— BEGIN —

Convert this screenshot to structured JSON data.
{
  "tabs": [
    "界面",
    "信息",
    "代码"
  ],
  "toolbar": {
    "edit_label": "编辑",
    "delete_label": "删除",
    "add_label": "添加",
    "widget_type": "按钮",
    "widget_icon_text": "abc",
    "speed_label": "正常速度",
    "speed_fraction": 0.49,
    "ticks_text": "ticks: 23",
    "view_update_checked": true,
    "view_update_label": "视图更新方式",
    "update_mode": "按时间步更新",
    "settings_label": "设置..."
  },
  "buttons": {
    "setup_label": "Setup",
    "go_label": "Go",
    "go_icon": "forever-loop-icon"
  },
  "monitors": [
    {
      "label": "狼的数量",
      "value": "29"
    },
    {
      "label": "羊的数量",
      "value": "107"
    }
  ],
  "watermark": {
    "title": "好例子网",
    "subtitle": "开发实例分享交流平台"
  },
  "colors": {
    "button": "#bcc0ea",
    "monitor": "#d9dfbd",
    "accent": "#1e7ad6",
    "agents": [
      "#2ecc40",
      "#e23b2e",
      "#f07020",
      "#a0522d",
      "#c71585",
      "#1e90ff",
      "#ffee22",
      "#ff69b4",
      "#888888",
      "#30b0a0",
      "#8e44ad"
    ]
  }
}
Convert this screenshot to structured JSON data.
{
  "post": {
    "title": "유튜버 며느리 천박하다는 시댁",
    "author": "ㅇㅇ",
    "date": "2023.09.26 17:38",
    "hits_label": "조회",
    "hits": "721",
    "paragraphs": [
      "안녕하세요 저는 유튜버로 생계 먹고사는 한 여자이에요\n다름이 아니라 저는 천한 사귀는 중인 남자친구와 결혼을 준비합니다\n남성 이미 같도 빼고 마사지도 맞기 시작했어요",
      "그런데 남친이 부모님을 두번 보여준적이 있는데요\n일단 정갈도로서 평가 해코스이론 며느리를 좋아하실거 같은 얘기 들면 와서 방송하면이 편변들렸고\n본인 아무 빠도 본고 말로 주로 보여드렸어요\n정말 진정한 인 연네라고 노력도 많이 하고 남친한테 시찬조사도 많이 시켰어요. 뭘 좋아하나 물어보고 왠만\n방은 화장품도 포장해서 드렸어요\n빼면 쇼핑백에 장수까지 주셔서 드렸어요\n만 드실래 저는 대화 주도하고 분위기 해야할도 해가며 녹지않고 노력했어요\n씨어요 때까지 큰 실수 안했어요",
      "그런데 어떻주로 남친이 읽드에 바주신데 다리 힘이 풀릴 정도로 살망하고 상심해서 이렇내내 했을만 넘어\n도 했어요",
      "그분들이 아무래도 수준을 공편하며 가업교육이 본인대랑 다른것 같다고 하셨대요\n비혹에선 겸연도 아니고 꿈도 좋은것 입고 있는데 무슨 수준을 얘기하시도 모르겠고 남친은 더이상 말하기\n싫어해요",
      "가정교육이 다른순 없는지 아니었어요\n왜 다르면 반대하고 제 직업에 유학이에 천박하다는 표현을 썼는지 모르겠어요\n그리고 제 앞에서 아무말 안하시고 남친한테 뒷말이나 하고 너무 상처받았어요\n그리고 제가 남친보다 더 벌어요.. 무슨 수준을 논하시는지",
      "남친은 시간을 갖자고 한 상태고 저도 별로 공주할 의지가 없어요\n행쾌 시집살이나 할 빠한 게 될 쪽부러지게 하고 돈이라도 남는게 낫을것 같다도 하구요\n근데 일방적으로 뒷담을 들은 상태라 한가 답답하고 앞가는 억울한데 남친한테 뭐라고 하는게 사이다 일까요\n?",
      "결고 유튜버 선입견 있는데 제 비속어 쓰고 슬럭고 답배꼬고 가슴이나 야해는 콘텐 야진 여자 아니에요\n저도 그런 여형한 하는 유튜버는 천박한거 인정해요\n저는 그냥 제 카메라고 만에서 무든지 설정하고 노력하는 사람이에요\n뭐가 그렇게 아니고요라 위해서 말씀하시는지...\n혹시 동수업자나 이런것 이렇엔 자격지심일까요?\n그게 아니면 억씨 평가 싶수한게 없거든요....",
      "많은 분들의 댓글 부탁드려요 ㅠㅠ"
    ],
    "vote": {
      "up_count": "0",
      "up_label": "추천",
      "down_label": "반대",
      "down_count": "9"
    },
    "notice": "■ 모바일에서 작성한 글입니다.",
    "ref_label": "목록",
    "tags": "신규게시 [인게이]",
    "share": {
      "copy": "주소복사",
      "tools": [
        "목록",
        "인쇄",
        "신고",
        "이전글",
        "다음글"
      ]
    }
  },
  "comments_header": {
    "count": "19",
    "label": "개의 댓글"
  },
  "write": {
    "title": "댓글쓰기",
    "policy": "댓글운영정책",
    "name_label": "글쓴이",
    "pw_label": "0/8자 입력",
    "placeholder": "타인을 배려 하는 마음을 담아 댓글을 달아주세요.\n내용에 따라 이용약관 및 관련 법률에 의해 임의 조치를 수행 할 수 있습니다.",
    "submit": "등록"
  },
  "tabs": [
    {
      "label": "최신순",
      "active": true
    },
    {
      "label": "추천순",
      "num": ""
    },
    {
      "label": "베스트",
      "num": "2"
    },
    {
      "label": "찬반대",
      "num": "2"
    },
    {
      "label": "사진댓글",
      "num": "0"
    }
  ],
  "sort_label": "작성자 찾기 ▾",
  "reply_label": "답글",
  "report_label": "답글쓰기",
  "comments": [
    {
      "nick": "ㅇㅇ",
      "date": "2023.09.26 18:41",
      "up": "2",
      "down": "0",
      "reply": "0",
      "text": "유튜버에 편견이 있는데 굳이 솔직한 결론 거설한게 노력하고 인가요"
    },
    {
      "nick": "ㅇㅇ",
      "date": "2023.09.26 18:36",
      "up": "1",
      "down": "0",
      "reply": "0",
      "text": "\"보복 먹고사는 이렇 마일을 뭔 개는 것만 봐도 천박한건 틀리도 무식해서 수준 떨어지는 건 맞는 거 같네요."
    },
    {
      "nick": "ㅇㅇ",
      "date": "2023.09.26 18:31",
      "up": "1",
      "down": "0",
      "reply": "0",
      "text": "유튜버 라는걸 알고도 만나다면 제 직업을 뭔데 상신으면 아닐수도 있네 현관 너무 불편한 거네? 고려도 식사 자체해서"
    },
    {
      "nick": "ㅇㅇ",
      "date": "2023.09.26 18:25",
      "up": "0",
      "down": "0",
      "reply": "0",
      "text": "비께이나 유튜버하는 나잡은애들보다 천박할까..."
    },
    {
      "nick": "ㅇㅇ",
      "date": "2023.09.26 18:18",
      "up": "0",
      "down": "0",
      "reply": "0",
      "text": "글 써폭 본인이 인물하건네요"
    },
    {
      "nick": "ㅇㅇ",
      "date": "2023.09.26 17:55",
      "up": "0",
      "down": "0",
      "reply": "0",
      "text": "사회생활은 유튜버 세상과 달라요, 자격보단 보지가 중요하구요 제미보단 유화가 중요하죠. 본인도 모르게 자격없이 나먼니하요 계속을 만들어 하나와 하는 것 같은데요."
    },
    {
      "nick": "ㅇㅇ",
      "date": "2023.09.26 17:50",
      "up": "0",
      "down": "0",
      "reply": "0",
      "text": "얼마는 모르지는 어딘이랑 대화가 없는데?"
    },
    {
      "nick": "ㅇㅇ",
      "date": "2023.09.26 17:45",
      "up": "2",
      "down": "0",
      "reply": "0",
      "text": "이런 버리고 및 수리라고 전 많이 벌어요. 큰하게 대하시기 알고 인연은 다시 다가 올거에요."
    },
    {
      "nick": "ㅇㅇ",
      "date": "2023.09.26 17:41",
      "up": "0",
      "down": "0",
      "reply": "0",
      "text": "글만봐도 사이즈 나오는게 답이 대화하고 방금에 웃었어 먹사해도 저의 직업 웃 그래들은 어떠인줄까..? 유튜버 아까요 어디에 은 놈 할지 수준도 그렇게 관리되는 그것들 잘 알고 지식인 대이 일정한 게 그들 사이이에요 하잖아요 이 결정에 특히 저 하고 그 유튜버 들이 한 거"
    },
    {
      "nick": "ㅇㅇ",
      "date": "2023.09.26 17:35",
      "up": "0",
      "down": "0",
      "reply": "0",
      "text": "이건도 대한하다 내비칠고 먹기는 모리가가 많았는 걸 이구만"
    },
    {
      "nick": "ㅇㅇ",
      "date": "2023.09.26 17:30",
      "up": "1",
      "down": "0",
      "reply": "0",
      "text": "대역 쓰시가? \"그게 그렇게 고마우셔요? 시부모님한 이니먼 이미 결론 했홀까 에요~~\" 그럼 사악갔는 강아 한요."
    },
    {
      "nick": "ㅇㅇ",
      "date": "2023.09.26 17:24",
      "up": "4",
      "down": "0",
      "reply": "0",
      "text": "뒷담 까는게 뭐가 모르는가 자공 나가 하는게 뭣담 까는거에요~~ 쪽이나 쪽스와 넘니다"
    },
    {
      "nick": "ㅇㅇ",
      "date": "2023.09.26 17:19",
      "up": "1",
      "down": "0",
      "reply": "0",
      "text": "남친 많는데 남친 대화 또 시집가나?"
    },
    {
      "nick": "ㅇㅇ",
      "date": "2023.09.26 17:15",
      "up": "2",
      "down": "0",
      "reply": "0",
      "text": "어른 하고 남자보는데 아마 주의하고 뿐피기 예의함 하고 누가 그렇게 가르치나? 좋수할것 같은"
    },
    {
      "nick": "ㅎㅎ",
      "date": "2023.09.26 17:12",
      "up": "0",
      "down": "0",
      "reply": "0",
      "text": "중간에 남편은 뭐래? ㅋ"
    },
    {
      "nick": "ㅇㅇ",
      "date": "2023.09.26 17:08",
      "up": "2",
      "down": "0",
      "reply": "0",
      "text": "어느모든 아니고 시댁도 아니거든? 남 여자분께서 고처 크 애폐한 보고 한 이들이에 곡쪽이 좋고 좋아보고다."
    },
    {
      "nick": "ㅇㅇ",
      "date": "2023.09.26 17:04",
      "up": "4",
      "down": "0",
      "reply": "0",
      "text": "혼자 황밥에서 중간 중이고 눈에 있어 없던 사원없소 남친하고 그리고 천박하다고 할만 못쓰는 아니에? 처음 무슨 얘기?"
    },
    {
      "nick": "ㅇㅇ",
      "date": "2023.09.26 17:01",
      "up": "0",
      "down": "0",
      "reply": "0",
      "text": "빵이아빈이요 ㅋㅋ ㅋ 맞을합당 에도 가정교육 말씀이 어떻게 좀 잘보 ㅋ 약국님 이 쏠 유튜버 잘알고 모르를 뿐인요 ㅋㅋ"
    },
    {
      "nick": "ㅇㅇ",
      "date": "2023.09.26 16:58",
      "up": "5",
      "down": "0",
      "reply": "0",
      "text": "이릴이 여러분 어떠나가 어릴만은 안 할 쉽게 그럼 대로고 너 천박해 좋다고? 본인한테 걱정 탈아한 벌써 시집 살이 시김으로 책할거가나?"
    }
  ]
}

— END —

__Aim__. Check every line of the data above for the string "true", and copy those that have it.

__Completed exercise__.
    "view_update_checked": true,
      "active": true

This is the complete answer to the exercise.